[Element location data]
-- start --
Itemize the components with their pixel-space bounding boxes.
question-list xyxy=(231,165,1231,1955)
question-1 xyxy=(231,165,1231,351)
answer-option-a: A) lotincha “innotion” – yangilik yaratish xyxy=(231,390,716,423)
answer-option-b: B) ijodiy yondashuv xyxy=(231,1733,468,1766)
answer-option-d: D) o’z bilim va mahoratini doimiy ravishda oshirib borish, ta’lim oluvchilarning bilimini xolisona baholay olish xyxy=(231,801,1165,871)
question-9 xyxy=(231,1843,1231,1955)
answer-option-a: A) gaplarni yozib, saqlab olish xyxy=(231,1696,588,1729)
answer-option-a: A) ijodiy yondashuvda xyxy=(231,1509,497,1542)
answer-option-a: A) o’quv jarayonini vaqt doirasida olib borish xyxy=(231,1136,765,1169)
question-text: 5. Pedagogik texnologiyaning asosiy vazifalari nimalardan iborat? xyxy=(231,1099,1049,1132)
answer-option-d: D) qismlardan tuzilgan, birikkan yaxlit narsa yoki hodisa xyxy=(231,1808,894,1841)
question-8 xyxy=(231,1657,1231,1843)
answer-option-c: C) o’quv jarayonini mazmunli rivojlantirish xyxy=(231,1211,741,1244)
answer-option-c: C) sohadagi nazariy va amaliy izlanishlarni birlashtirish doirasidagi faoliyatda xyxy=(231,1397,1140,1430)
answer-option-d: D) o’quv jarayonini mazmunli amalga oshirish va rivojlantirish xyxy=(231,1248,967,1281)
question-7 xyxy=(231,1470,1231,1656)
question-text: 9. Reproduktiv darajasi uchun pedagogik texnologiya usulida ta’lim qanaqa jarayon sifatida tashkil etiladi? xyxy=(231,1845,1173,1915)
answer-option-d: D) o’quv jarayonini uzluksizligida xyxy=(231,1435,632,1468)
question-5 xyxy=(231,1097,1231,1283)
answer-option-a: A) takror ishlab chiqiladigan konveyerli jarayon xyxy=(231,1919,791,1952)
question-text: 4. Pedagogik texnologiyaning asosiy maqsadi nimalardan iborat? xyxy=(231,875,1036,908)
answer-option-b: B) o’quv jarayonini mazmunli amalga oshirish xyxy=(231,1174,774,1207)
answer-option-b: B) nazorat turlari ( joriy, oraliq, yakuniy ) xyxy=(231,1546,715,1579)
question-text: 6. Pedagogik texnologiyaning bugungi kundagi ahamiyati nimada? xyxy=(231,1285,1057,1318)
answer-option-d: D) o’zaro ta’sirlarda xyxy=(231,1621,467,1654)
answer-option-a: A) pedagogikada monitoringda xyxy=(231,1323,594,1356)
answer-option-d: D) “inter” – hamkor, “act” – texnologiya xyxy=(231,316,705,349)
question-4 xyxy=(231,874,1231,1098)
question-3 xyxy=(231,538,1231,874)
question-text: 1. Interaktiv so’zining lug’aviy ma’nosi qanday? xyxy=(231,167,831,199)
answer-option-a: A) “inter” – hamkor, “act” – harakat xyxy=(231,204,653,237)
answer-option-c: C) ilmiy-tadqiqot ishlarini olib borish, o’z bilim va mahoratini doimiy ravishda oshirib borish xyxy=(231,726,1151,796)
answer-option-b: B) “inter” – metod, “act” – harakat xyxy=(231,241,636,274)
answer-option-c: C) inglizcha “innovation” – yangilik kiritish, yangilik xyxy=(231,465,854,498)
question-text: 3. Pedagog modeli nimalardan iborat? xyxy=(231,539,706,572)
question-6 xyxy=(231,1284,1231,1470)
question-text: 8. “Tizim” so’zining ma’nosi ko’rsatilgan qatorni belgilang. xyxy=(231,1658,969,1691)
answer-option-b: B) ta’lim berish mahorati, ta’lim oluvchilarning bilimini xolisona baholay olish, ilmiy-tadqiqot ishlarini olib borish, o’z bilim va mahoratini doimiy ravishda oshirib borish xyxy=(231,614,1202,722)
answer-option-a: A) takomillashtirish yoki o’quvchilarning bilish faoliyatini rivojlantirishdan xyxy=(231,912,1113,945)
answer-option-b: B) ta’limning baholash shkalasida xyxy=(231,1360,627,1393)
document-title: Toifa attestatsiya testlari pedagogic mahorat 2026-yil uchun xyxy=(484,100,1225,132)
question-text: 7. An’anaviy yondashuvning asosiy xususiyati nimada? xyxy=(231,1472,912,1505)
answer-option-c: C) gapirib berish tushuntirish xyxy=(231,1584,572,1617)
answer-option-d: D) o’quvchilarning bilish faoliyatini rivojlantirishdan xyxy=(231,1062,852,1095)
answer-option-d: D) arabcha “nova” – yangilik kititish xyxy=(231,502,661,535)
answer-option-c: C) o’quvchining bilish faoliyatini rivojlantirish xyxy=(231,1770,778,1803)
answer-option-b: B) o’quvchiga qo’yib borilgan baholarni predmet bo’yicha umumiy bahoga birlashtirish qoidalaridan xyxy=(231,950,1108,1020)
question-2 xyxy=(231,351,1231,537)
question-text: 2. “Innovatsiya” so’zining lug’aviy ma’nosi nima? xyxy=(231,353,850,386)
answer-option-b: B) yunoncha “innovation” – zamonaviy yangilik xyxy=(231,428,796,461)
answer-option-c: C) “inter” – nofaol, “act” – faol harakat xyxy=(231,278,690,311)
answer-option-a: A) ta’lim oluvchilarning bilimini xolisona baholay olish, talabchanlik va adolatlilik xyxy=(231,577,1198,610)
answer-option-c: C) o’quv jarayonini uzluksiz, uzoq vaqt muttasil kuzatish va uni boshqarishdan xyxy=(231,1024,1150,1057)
-- end --
- Objective -
Rewrite the listing so that every "question-text" becomes "question-stem", with nothing else altered.

- Response for this exercise -
Itemize the components with their pixel-space bounding boxes.
question-list xyxy=(231,165,1231,1955)
question-1 xyxy=(231,165,1231,351)
answer-option-a: A) lotincha “innotion” – yangilik yaratish xyxy=(231,390,716,423)
answer-option-b: B) ijodiy yondashuv xyxy=(231,1733,468,1766)
answer-option-d: D) o’z bilim va mahoratini doimiy ravishda oshirib borish, ta’lim oluvchilarning bilimini xolisona baholay olish xyxy=(231,801,1165,871)
question-9 xyxy=(231,1843,1231,1955)
answer-option-a: A) gaplarni yozib, saqlab olish xyxy=(231,1696,588,1729)
answer-option-a: A) ijodiy yondashuvda xyxy=(231,1509,497,1542)
answer-option-a: A) o’quv jarayonini vaqt doirasida olib borish xyxy=(231,1136,765,1169)
question-stem: 5. Pedagogik texnologiyaning asosiy vazifalari nimalardan iborat? xyxy=(231,1099,1049,1132)
answer-option-d: D) qismlardan tuzilgan, birikkan yaxlit narsa yoki hodisa xyxy=(231,1808,894,1841)
question-8 xyxy=(231,1657,1231,1843)
answer-option-c: C) o’quv jarayonini mazmunli rivojlantirish xyxy=(231,1211,741,1244)
answer-option-c: C) sohadagi nazariy va amaliy izlanishlarni birlashtirish doirasidagi faoliyatda xyxy=(231,1397,1140,1430)
answer-option-d: D) o’quv jarayonini mazmunli amalga oshirish va rivojlantirish xyxy=(231,1248,967,1281)
question-7 xyxy=(231,1470,1231,1656)
question-stem: 9. Reproduktiv darajasi uchun pedagogik texnologiya usulida ta’lim qanaqa jarayon sifatida tashkil etiladi? xyxy=(231,1845,1173,1915)
answer-option-d: D) o’quv jarayonini uzluksizligida xyxy=(231,1435,632,1468)
question-5 xyxy=(231,1097,1231,1283)
answer-option-a: A) takror ishlab chiqiladigan konveyerli jarayon xyxy=(231,1919,791,1952)
question-stem: 4. Pedagogik texnologiyaning asosiy maqsadi nimalardan iborat? xyxy=(231,875,1036,908)
answer-option-b: B) o’quv jarayonini mazmunli amalga oshirish xyxy=(231,1174,774,1207)
answer-option-b: B) nazorat turlari ( joriy, oraliq, yakuniy ) xyxy=(231,1546,715,1579)
question-stem: 6. Pedagogik texnologiyaning bugungi kundagi ahamiyati nimada? xyxy=(231,1285,1057,1318)
answer-option-d: D) o’zaro ta’sirlarda xyxy=(231,1621,467,1654)
answer-option-a: A) pedagogikada monitoringda xyxy=(231,1323,594,1356)
answer-option-d: D) “inter” – hamkor, “act” – texnologiya xyxy=(231,316,705,349)
question-4 xyxy=(231,874,1231,1098)
question-3 xyxy=(231,538,1231,874)
question-stem: 1. Interaktiv so’zining lug’aviy ma’nosi qanday? xyxy=(231,167,831,199)
answer-option-a: A) “inter” – hamkor, “act” – harakat xyxy=(231,204,653,237)
answer-option-c: C) ilmiy-tadqiqot ishlarini olib borish, o’z bilim va mahoratini doimiy ravishda oshirib borish xyxy=(231,726,1151,796)
answer-option-b: B) “inter” – metod, “act” – harakat xyxy=(231,241,636,274)
answer-option-c: C) inglizcha “innovation” – yangilik kiritish, yangilik xyxy=(231,465,854,498)
question-stem: 3. Pedagog modeli nimalardan iborat? xyxy=(231,539,706,572)
question-6 xyxy=(231,1284,1231,1470)
question-stem: 8. “Tizim” so’zining ma’nosi ko’rsatilgan qatorni belgilang. xyxy=(231,1658,969,1691)
answer-option-b: B) ta’lim berish mahorati, ta’lim oluvchilarning bilimini xolisona baholay olish, ilmiy-tadqiqot ishlarini olib borish, o’z bilim va mahoratini doimiy ravishda oshirib borish xyxy=(231,614,1202,722)
answer-option-a: A) takomillashtirish yoki o’quvchilarning bilish faoliyatini rivojlantirishdan xyxy=(231,912,1113,945)
answer-option-b: B) ta’limning baholash shkalasida xyxy=(231,1360,627,1393)
document-title: Toifa attestatsiya testlari pedagogic mahorat 2026-yil uchun xyxy=(484,100,1225,132)
question-stem: 7. An’anaviy yondashuvning asosiy xususiyati nimada? xyxy=(231,1472,912,1505)
answer-option-c: C) gapirib berish tushuntirish xyxy=(231,1584,572,1617)
answer-option-d: D) o’quvchilarning bilish faoliyatini rivojlantirishdan xyxy=(231,1062,852,1095)
answer-option-d: D) arabcha “nova” – yangilik kititish xyxy=(231,502,661,535)
answer-option-c: C) o’quvchining bilish faoliyatini rivojlantirish xyxy=(231,1770,778,1803)
answer-option-b: B) o’quvchiga qo’yib borilgan baholarni predmet bo’yicha umumiy bahoga birlashtirish qoidalaridan xyxy=(231,950,1108,1020)
question-2 xyxy=(231,351,1231,537)
question-stem: 2. “Innovatsiya” so’zining lug’aviy ma’nosi nima? xyxy=(231,353,850,386)
answer-option-b: B) yunoncha “innovation” – zamonaviy yangilik xyxy=(231,428,796,461)
answer-option-c: C) “inter” – nofaol, “act” – faol harakat xyxy=(231,278,690,311)
answer-option-a: A) ta’lim oluvchilarning bilimini xolisona baholay olish, talabchanlik va adolatlilik xyxy=(231,577,1198,610)
answer-option-c: C) o’quv jarayonini uzluksiz, uzoq vaqt muttasil kuzatish va uni boshqarishdan xyxy=(231,1024,1150,1057)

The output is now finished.